### Goal:
Write each line out exactly, leaving none out.

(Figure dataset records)
* * * * * * *
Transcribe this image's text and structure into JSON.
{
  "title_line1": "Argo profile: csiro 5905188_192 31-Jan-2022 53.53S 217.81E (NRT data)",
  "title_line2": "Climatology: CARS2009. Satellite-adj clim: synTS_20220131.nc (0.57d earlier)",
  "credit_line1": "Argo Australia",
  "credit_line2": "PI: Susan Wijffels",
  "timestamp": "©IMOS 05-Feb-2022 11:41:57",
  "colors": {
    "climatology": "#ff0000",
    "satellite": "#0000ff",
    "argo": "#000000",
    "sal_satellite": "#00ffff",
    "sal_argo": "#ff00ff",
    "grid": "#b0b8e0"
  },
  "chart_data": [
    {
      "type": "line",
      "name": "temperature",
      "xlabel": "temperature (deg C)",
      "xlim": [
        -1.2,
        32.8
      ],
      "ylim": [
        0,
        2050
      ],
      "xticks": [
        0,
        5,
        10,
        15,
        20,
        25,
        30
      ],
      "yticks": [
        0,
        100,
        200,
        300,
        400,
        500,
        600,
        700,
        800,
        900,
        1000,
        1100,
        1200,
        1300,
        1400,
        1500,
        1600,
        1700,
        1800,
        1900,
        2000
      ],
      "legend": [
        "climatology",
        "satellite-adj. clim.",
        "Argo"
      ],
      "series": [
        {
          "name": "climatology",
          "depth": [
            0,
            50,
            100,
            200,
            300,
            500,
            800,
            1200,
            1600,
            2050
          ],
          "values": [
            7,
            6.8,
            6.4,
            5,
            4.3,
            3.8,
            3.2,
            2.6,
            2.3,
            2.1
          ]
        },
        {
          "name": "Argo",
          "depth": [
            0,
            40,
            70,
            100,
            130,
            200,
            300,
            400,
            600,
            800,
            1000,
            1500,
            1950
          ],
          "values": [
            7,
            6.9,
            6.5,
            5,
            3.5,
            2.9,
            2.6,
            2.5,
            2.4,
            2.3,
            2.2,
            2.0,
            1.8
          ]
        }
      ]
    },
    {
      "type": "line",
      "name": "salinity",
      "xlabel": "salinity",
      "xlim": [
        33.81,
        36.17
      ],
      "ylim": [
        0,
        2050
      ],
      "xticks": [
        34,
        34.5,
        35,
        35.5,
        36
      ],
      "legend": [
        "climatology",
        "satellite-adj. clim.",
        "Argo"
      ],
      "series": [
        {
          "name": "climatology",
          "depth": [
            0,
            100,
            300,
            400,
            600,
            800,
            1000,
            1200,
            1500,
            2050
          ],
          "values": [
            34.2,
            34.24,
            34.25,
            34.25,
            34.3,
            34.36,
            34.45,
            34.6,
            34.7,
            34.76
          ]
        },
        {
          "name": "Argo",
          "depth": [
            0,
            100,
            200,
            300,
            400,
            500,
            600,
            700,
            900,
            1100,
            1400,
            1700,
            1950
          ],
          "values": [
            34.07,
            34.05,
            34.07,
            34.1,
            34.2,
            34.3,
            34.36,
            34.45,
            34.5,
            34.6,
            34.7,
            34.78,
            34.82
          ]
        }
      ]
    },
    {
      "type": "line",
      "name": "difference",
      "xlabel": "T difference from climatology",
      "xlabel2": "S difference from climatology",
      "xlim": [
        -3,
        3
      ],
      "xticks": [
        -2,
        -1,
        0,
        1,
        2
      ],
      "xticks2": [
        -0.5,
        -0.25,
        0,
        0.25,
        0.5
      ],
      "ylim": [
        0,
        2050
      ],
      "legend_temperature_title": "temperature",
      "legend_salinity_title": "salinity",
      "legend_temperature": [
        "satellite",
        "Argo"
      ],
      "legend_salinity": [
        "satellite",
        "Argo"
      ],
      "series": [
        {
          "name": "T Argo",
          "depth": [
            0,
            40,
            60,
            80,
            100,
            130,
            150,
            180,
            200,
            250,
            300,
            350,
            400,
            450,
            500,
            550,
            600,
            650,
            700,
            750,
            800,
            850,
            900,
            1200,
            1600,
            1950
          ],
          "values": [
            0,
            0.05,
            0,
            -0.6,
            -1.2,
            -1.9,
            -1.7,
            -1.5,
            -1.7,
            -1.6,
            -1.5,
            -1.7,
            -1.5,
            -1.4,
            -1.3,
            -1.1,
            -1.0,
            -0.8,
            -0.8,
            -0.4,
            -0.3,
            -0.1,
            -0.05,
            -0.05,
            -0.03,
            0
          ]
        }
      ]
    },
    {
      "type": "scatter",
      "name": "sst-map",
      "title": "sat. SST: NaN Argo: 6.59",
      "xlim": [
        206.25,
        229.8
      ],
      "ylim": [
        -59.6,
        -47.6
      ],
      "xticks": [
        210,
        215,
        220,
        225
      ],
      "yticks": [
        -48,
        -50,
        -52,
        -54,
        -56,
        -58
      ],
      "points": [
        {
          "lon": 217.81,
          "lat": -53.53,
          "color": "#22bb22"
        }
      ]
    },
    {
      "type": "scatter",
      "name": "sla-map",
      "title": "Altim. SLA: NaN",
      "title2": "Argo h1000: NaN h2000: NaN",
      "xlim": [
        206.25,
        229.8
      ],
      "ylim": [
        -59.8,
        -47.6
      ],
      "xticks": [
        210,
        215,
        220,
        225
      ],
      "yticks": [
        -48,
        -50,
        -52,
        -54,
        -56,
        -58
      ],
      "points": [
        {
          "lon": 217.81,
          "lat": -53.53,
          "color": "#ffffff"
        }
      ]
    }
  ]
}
* * * * * * *
### Solution to this problem:
Transcribe this image's text and structure into JSON.
{
  "title_line1": "Argo profile: csiro 5905188_192 31-Jan-2022 53.53S 217.81E (NRT data)",
  "title_line2": "Climatology: CARS2009. Satellite-adj clim: synTS_20220131.nc (0.57d earlier)",
  "credit_line1": "Argo Australia",
  "credit_line2": "PI: Susan Wijffels",
  "timestamp": "©IMOS 05-Feb-2022 11:41:57",
  "colors": {
    "climatology": "#ff0000",
    "satellite": "#0000ff",
    "argo": "#000000",
    "sal_satellite": "#00ffff",
    "sal_argo": "#ff00ff",
    "grid": "#b0b8e0"
  },
  "chart_data": [
    {
      "type": "line",
      "name": "temperature",
      "xlabel": "temperature (deg C)",
      "xlim": [
        -1.2,
        32.8
      ],
      "ylim": [
        0,
        2050
      ],
      "xticks": [
        0,
        5,
        10,
        15,
        20,
        25,
        30
      ],
      "yticks": [
        0,
        100,
        200,
        300,
        400,
        500,
        600,
        700,
        800,
        900,
        1000,
        1100,
        1200,
        1300,
        1400,
        1500,
        1600,
        1700,
        1800,
        1900,
        2000
      ],
      "legend": [
        "climatology",
        "satellite-adj. clim.",
        "Argo"
      ],
      "series": [
        {
          "name": "climatology",
          "depth": [
            0,
            50,
            100,
            200,
            300,
            500,
            800,
            1200,
            1600,
            2050
          ],
          "values": [
            7,
            6.8,
            6.4,
            5,
            4.3,
            3.8,
            3.2,
            2.6,
            2.3,
            2.1
          ]
        },
        {
          "name": "Argo",
          "depth": [
            0,
            40,
            70,
            100,
            130,
            200,
            300,
            400,
            600,
            800,
            1000,
            1500,
            1950
          ],
          "values": [
            7,
            6.9,
            6.5,
            5,
            3.5,
            2.9,
            2.6,
            2.5,
            2.4,
            2.3,
            2.2,
            2.0,
            1.8
          ]
        }
      ]
    },
    {
      "type": "line",
      "name": "salinity",
      "xlabel": "salinity",
      "xlim": [
        33.81,
        36.17
      ],
      "ylim": [
        0,
        2050
      ],
      "xticks": [
        34,
        34.5,
        35,
        35.5,
        36
      ],
      "legend": [
        "climatology",
        "satellite-adj. clim.",
        "Argo"
      ],
      "series": [
        {
          "name": "climatology",
          "depth": [
            0,
            100,
            300,
            400,
            600,
            800,
            1000,
            1200,
            1500,
            2050
          ],
          "values": [
            34.2,
            34.24,
            34.25,
            34.25,
            34.3,
            34.36,
            34.45,
            34.6,
            34.7,
            34.76
          ]
        },
        {
          "name": "Argo",
          "depth": [
            0,
            100,
            200,
            300,
            400,
            500,
            600,
            700,
            900,
            1100,
            1400,
            1700,
            1950
          ],
          "values": [
            34.07,
            34.05,
            34.07,
            34.1,
            34.2,
            34.3,
            34.36,
            34.45,
            34.5,
            34.6,
            34.7,
            34.78,
            34.82
          ]
        }
      ]
    },
    {
      "type": "line",
      "name": "difference",
      "xlabel": "T difference from climatology",
      "xlabel2": "S difference from climatology",
      "xlim": [
        -3,
        3
      ],
      "xticks": [
        -2,
        -1,
        0,
        1,
        2
      ],
      "xticks2": [
        -0.5,
        -0.25,
        0,
        0.25,
        0.5
      ],
      "ylim": [
        0,
        2050
      ],
      "legend_temperature_title": "temperature",
      "legend_salinity_title": "salinity",
      "legend_temperature": [
        "satellite",
        "Argo"
      ],
      "legend_salinity": [
        "satellite",
        "Argo"
      ],
      "series": [
        {
          "name": "T Argo",
          "depth": [
            0,
            40,
            60,
            80,
            100,
            130,
            150,
            180,
            200,
            250,
            300,
            350,
            400,
            450,
            500,
            550,
            600,
            650,
            700,
            750,
            800,
            850,
            900,
            1200,
            1600,
            1950
          ],
          "values": [
            0,
            0.05,
            0,
            -0.6,
            -1.2,
            -1.9,
            -1.7,
            -1.5,
            -1.7,
            -1.6,
            -1.5,
            -1.7,
            -1.5,
            -1.4,
            -1.3,
            -1.1,
            -1.0,
            -0.8,
            -0.8,
            -0.4,
            -0.3,
            -0.1,
            -0.05,
            -0.05,
            -0.03,
            0
          ]
        }
      ]
    },
    {
      "type": "scatter",
      "name": "sst-map",
      "title": "sat. SST: NaN Argo: 6.59",
      "xlim": [
        206.25,
        229.8
      ],
      "ylim": [
        -59.6,
        -47.6
      ],
      "xticks": [
        210,
        215,
        220,
        225
      ],
      "yticks": [
        -48,
        -50,
        -52,
        -54,
        -56,
        -58
      ],
      "points": [
        {
          "lon": 217.81,
          "lat": -53.53,
          "color": "#22bb22"
        }
      ]
    },
    {
      "type": "scatter",
      "name": "sla-map",
      "title": "Altim. SLA: NaN",
      "title2": "Argo h1000: NaN h2000: NaN",
      "xlim": [
        206.25,
        229.8
      ],
      "ylim": [
        -59.8,
        -47.6
      ],
      "xticks": [
        210,
        215,
        220,
        225
      ],
      "yticks": [
        -48,
        -50,
        -52,
        -54,
        -56,
        -58
      ],
      "points": [
        {
          "lon": 217.81,
          "lat": -53.53,
          "color": "#ffffff"
        }
      ]
    }
  ]
}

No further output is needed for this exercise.